Written exercise » Pictures excluded, copy word for word the lines from the one holding "Convert this document image to plain text." through the last line below.

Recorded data
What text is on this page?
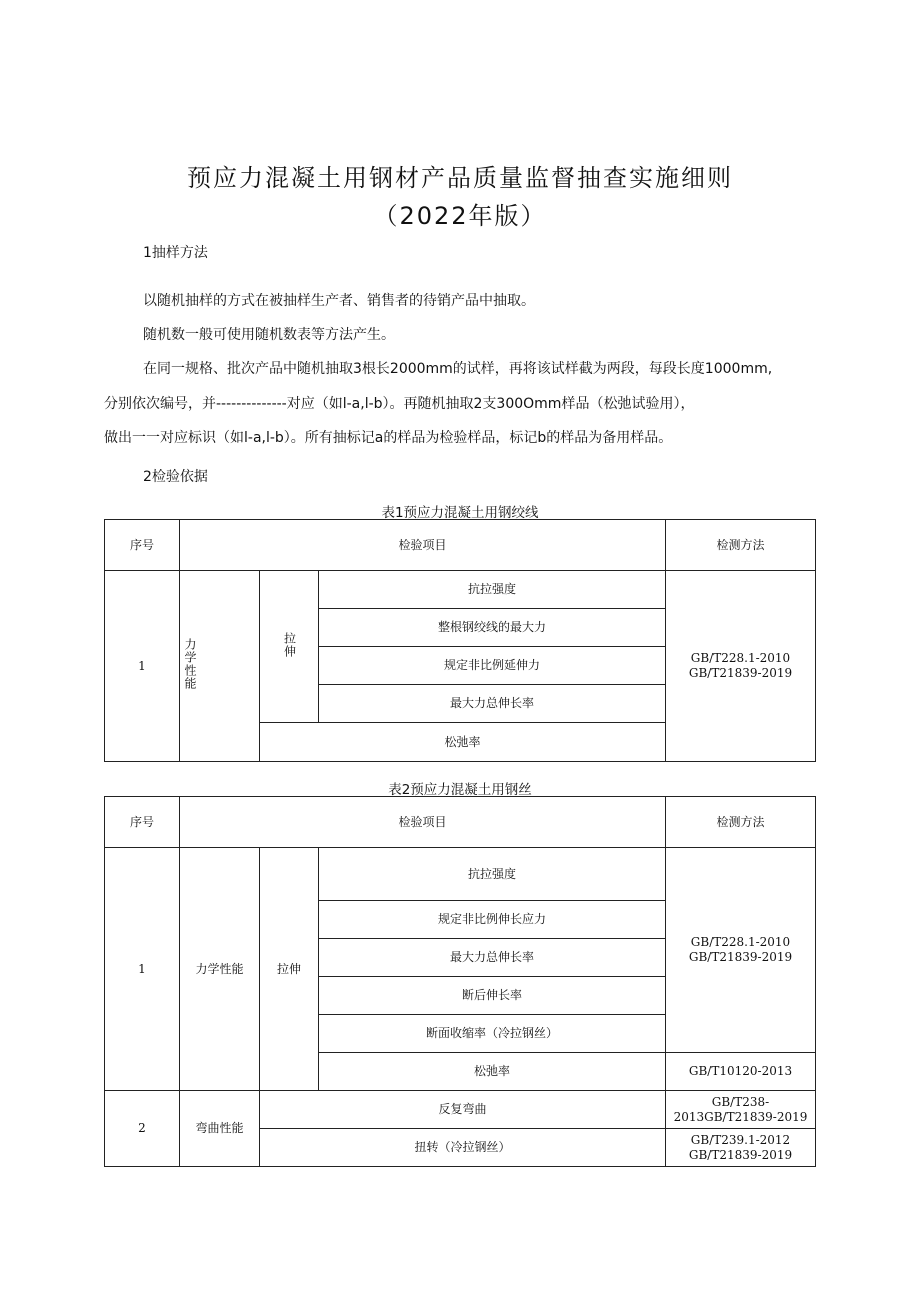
预应力混凝土用钢材产品质量监督抽查实施细则
（2022年版）
1抽样方法
以随机抽样的方式在被抽样生产者、销售者的待销产品中抽取。
随机数一般可使用随机数表等方法产生。
在同一规格、批次产品中随机抽取3根长2000mm的试样，再将该试样截为两段，每段长度1000mm,
分别依次编号，并--------------对应（如l-a,l-b）。再随机抽取2支300Omm样品（松弛试验用），
做出一一对应标识（如l-a,l-b）。所有抽标记a的样品为检验样品，标记b的样品为备用样品。
2检验依据
表1预应力混凝土用钢绞线
序号	检验项目			检测方法
1	力学性能	拉伸	抗拉强度	GB/T228.1-2010
GB/T21839-2019

			整根钢绞线的最大力	
			规定非比例延伸力	
			最大力总伸长率	
		松弛率		
表2预应力混凝土用钢丝
序号	检验项目			检测方法
1	力学性能	拉伸	抗拉强度	GB/T228.1-2010
GB/T21839-2019

			规定非比例伸长应力	
			最大力总伸长率	
			断后伸长率	
			断面收缩率（冷拉钢丝）	
			松弛率	GB/T10120-2013
2	弯曲性能	反复弯曲		GB/T238-
2013GB/T21839-2019

		扭转（冷拉钢丝）		GB/T239.1-2012
GB/T21839-2019
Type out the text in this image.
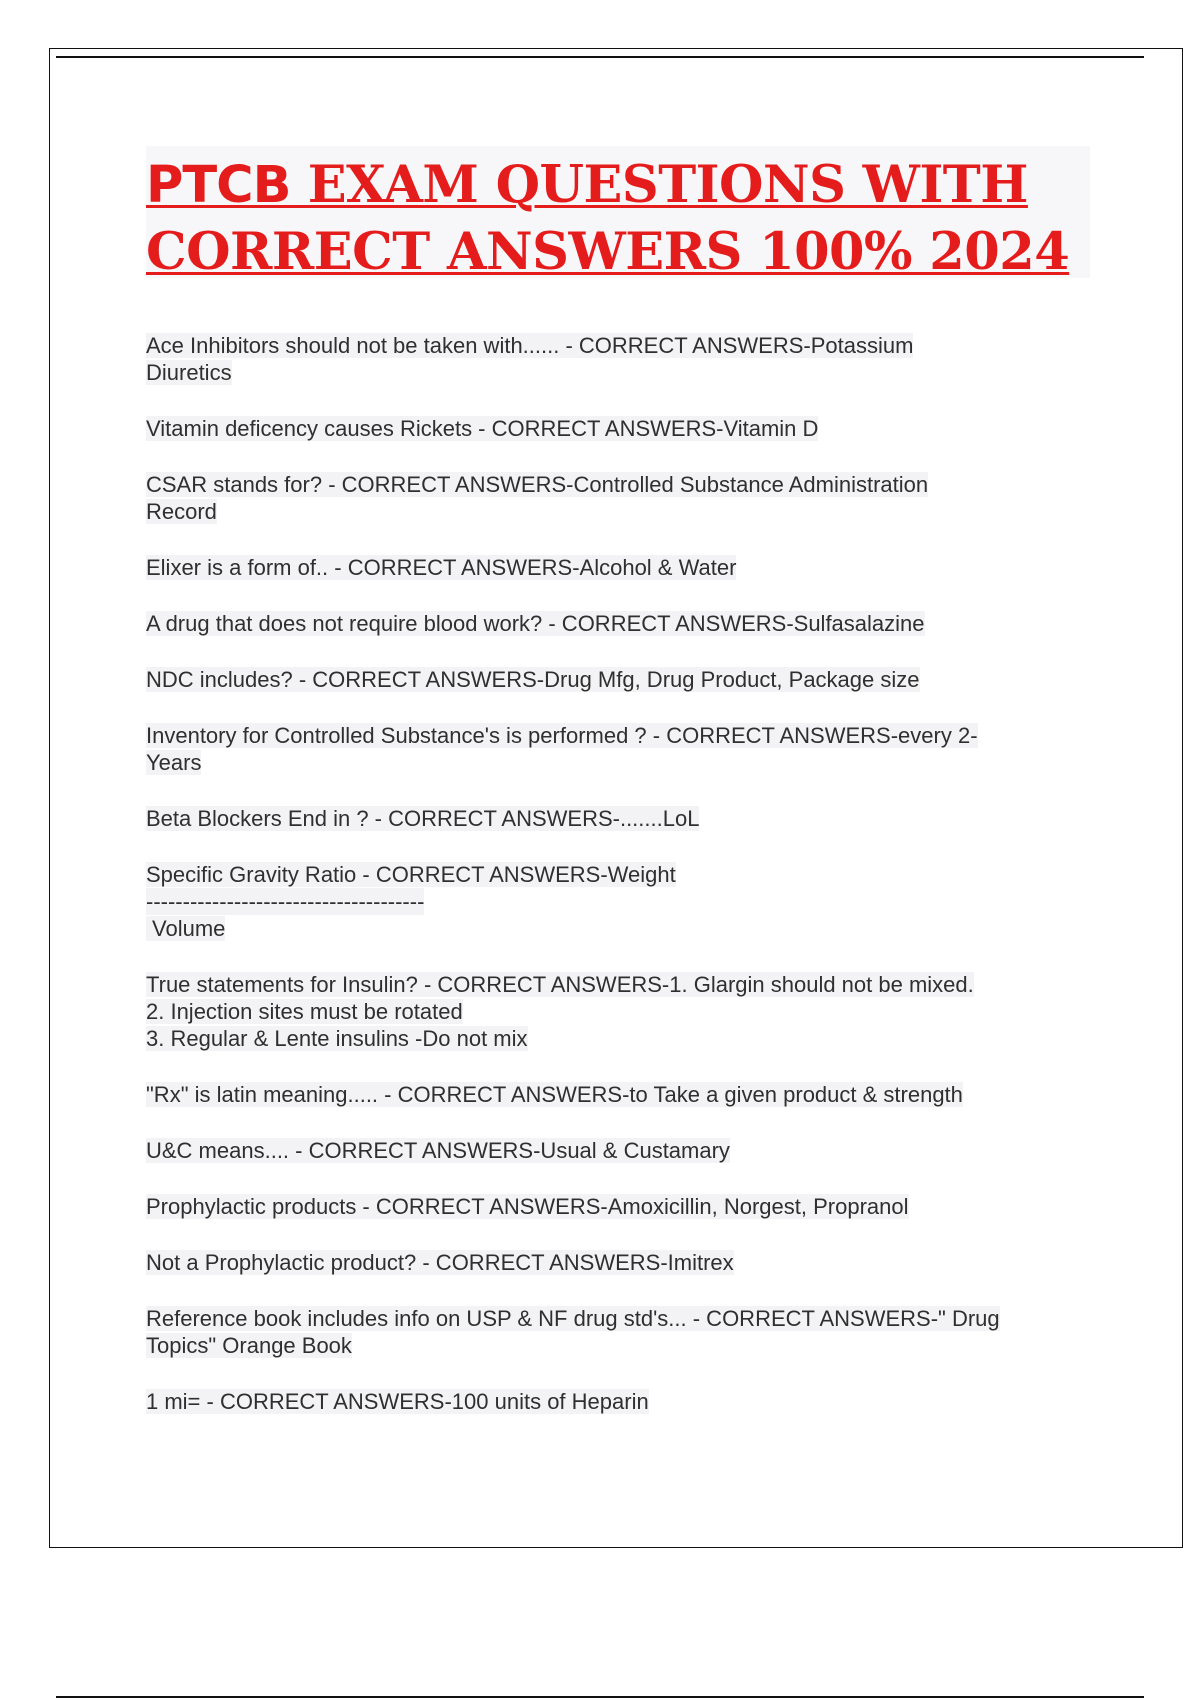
PTCB EXAM QUESTIONS WITH
CORRECT ANSWERS 100% 2024

Ace Inhibitors should not be taken with...... - CORRECT ANSWERS-Potassium
Diuretics

Vitamin deficency causes Rickets - CORRECT ANSWERS-Vitamin D

CSAR stands for? - CORRECT ANSWERS-Controlled Substance Administration
Record

Elixer is a form of.. - CORRECT ANSWERS-Alcohol & Water

A drug that does not require blood work? - CORRECT ANSWERS-Sulfasalazine

NDC includes? - CORRECT ANSWERS-Drug Mfg, Drug Product, Package size

Inventory for Controlled Substance's is performed ? - CORRECT ANSWERS-every 2-
Years

Beta Blockers End in ? - CORRECT ANSWERS-.......LoL

Specific Gravity Ratio - CORRECT ANSWERS-Weight
--------------------------------------
Volume

True statements for Insulin? - CORRECT ANSWERS-1. Glargin should not be mixed.
2. Injection sites must be rotated
3. Regular & Lente insulins -Do not mix

"Rx" is latin meaning..... - CORRECT ANSWERS-to Take a given product & strength

U&C means.... - CORRECT ANSWERS-Usual & Custamary

Prophylactic products - CORRECT ANSWERS-Amoxicillin, Norgest, Propranol

Not a Prophylactic product? - CORRECT ANSWERS-Imitrex

Reference book includes info on USP & NF drug std's... - CORRECT ANSWERS-" Drug
Topics" Orange Book

1 mi= - CORRECT ANSWERS-100 units of Heparin
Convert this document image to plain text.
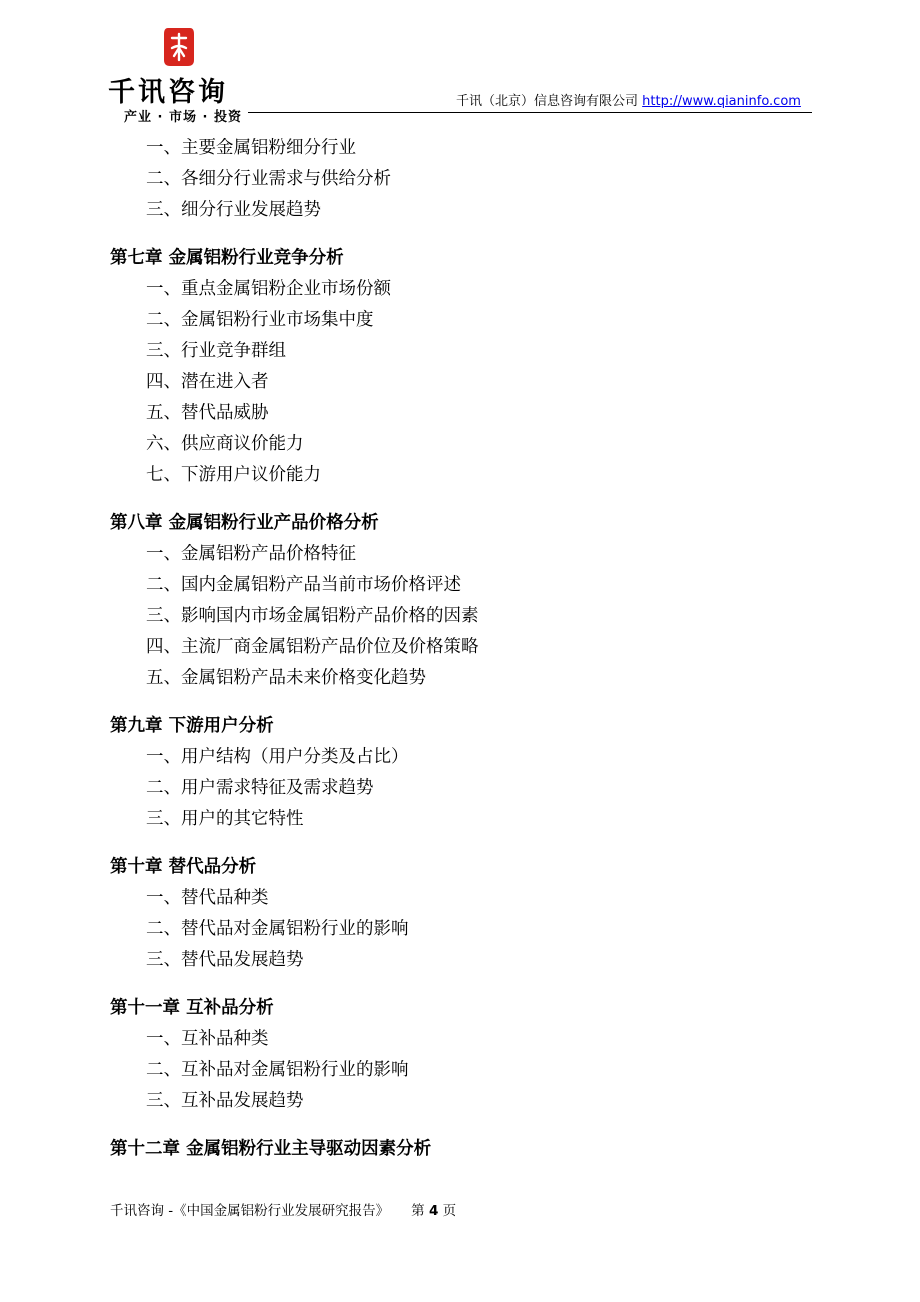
千讯咨询
产业 · 市场 · 投资
千讯（北京）信息咨询有限公司 http://www.qianinfo.com
一、主要金属铝粉细分行业
二、各细分行业需求与供给分析
三、细分行业发展趋势
第七章 金属铝粉行业竞争分析
一、重点金属铝粉企业市场份额
二、金属铝粉行业市场集中度
三、行业竞争群组
四、潜在进入者
五、替代品威胁
六、供应商议价能力
七、下游用户议价能力
第八章 金属铝粉行业产品价格分析
一、金属铝粉产品价格特征
二、国内金属铝粉产品当前市场价格评述
三、影响国内市场金属铝粉产品价格的因素
四、主流厂商金属铝粉产品价位及价格策略
五、金属铝粉产品未来价格变化趋势
第九章 下游用户分析
一、用户结构（用户分类及占比）
二、用户需求特征及需求趋势
三、用户的其它特性
第十章 替代品分析
一、替代品种类
二、替代品对金属铝粉行业的影响
三、替代品发展趋势
第十一章 互补品分析
一、互补品种类
二、互补品对金属铝粉行业的影响
三、互补品发展趋势
第十二章 金属铝粉行业主导驱动因素分析
千讯咨询 -《中国金属铝粉行业发展研究报告》 第 4 页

Written answer »
Convert this document image to plain text.
千讯咨询
产业 · 市场 · 投资
千讯（北京）信息咨询有限公司 http://www.qianinfo.com
一、主要金属铝粉细分行业
二、各细分行业需求与供给分析
三、细分行业发展趋势
第七章 金属铝粉行业竞争分析
一、重点金属铝粉企业市场份额
二、金属铝粉行业市场集中度
三、行业竞争群组
四、潜在进入者
五、替代品威胁
六、供应商议价能力
七、下游用户议价能力
第八章 金属铝粉行业产品价格分析
一、金属铝粉产品价格特征
二、国内金属铝粉产品当前市场价格评述
三、影响国内市场金属铝粉产品价格的因素
四、主流厂商金属铝粉产品价位及价格策略
五、金属铝粉产品未来价格变化趋势
第九章 下游用户分析
一、用户结构（用户分类及占比）
二、用户需求特征及需求趋势
三、用户的其它特性
第十章 替代品分析
一、替代品种类
二、替代品对金属铝粉行业的影响
三、替代品发展趋势
第十一章 互补品分析
一、互补品种类
二、互补品对金属铝粉行业的影响
三、互补品发展趋势
第十二章 金属铝粉行业主导驱动因素分析
千讯咨询 -《中国金属铝粉行业发展研究报告》 第 4 页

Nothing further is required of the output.